**The request:** Copy every line of the material below word for word.

**Entries:**

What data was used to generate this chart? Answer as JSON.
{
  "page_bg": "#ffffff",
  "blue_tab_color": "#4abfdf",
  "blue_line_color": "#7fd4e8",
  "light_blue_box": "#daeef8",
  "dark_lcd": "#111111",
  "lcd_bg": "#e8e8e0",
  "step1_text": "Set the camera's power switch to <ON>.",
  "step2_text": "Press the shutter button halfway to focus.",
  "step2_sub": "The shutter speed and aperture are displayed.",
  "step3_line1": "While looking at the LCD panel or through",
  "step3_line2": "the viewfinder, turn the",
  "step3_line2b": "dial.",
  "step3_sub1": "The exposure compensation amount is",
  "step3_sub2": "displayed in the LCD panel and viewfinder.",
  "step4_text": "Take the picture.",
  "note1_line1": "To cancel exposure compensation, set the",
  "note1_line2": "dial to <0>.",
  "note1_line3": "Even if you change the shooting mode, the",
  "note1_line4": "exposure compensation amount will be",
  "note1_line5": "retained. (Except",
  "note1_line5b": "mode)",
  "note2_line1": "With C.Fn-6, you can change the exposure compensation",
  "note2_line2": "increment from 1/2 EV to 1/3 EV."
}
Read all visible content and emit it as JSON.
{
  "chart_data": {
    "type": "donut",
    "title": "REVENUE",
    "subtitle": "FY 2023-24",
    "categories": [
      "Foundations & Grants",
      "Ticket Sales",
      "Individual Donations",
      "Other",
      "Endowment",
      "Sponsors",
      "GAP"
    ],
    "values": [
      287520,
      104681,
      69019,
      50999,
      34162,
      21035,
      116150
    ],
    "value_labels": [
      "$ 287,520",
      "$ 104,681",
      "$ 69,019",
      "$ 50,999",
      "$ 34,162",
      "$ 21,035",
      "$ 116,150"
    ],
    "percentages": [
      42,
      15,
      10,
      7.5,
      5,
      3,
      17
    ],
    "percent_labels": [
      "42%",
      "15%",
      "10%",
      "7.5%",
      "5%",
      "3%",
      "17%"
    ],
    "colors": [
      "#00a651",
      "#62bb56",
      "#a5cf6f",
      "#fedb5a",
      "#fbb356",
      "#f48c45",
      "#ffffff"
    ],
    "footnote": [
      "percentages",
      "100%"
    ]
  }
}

**Task output:**
What data was used to generate this chart? Answer as JSON.
{
  "page_bg": "#ffffff",
  "blue_tab_color": "#4abfdf",
  "blue_line_color": "#7fd4e8",
  "light_blue_box": "#daeef8",
  "dark_lcd": "#111111",
  "lcd_bg": "#e8e8e0",
  "step1_text": "Set the camera's power switch to <ON>.",
  "step2_text": "Press the shutter button halfway to focus.",
  "step2_sub": "The shutter speed and aperture are displayed.",
  "step3_line1": "While looking at the LCD panel or through",
  "step3_line2": "the viewfinder, turn the",
  "step3_line2b": "dial.",
  "step3_sub1": "The exposure compensation amount is",
  "step3_sub2": "displayed in the LCD panel and viewfinder.",
  "step4_text": "Take the picture.",
  "note1_line1": "To cancel exposure compensation, set the",
  "note1_line2": "dial to <0>.",
  "note1_line3": "Even if you change the shooting mode, the",
  "note1_line4": "exposure compensation amount will be",
  "note1_line5": "retained. (Except",
  "note1_line5b": "mode)",
  "note2_line1": "With C.Fn-6, you can change the exposure compensation",
  "note2_line2": "increment from 1/2 EV to 1/3 EV."
}
Read all visible content and emit it as JSON.
{
  "chart_data": {
    "type": "donut",
    "title": "REVENUE",
    "subtitle": "FY 2023-24",
    "categories": [
      "Foundations & Grants",
      "Ticket Sales",
      "Individual Donations",
      "Other",
      "Endowment",
      "Sponsors",
      "GAP"
    ],
    "values": [
      287520,
      104681,
      69019,
      50999,
      34162,
      21035,
      116150
    ],
    "value_labels": [
      "$ 287,520",
      "$ 104,681",
      "$ 69,019",
      "$ 50,999",
      "$ 34,162",
      "$ 21,035",
      "$ 116,150"
    ],
    "percentages": [
      42,
      15,
      10,
      7.5,
      5,
      3,
      17
    ],
    "percent_labels": [
      "42%",
      "15%",
      "10%",
      "7.5%",
      "5%",
      "3%",
      "17%"
    ],
    "colors": [
      "#00a651",
      "#62bb56",
      "#a5cf6f",
      "#fedb5a",
      "#fbb356",
      "#f48c45",
      "#ffffff"
    ],
    "footnote": [
      "percentages",
      "100%"
    ]
  }
}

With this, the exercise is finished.